··· ITEMS

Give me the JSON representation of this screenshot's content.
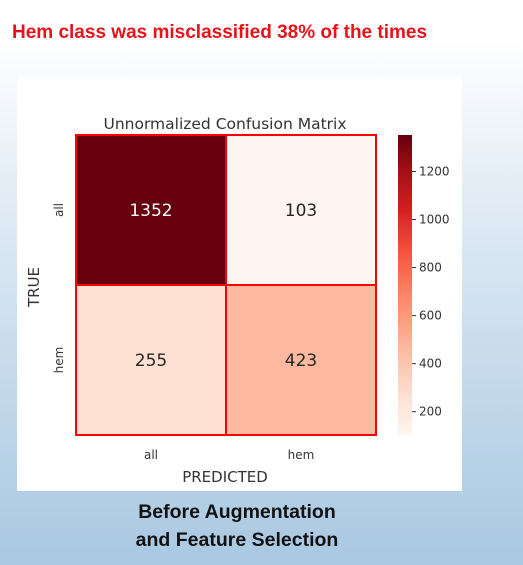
{
  "headline": "Hem class was misclassified 38% of the times",
  "caption": [
    "Before Augmentation",
    "and Feature Selection"
  ],
  "chart_data": {
    "type": "heatmap",
    "title": "Unnormalized Confusion Matrix",
    "xlabel": "PREDICTED",
    "ylabel": "TRUE",
    "x_categories": [
      "all",
      "hem"
    ],
    "y_categories": [
      "all",
      "hem"
    ],
    "values": [
      [
        1352,
        103
      ],
      [
        255,
        423
      ]
    ],
    "colormap": "Reds",
    "colorbar": {
      "range": [
        103,
        1352
      ],
      "ticks": [
        200,
        400,
        600,
        800,
        1000,
        1200
      ]
    },
    "cell_border_color": "#ff0000",
    "headline_color": "#e8131a"
  }
}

······

> **WHAT TO PRODUCE**
Verbatim reproduction of every record is required; images are left out.

> **PROBLEM SOLUTION**
Give me the JSON representation of this screenshot's content.
{
  "headline": "Hem class was misclassified 38% of the times",
  "caption": [
    "Before Augmentation",
    "and Feature Selection"
  ],
  "chart_data": {
    "type": "heatmap",
    "title": "Unnormalized Confusion Matrix",
    "xlabel": "PREDICTED",
    "ylabel": "TRUE",
    "x_categories": [
      "all",
      "hem"
    ],
    "y_categories": [
      "all",
      "hem"
    ],
    "values": [
      [
        1352,
        103
      ],
      [
        255,
        423
      ]
    ],
    "colormap": "Reds",
    "colorbar": {
      "range": [
        103,
        1352
      ],
      "ticks": [
        200,
        400,
        600,
        800,
        1000,
        1200
      ]
    },
    "cell_border_color": "#ff0000",
    "headline_color": "#e8131a"
  }
}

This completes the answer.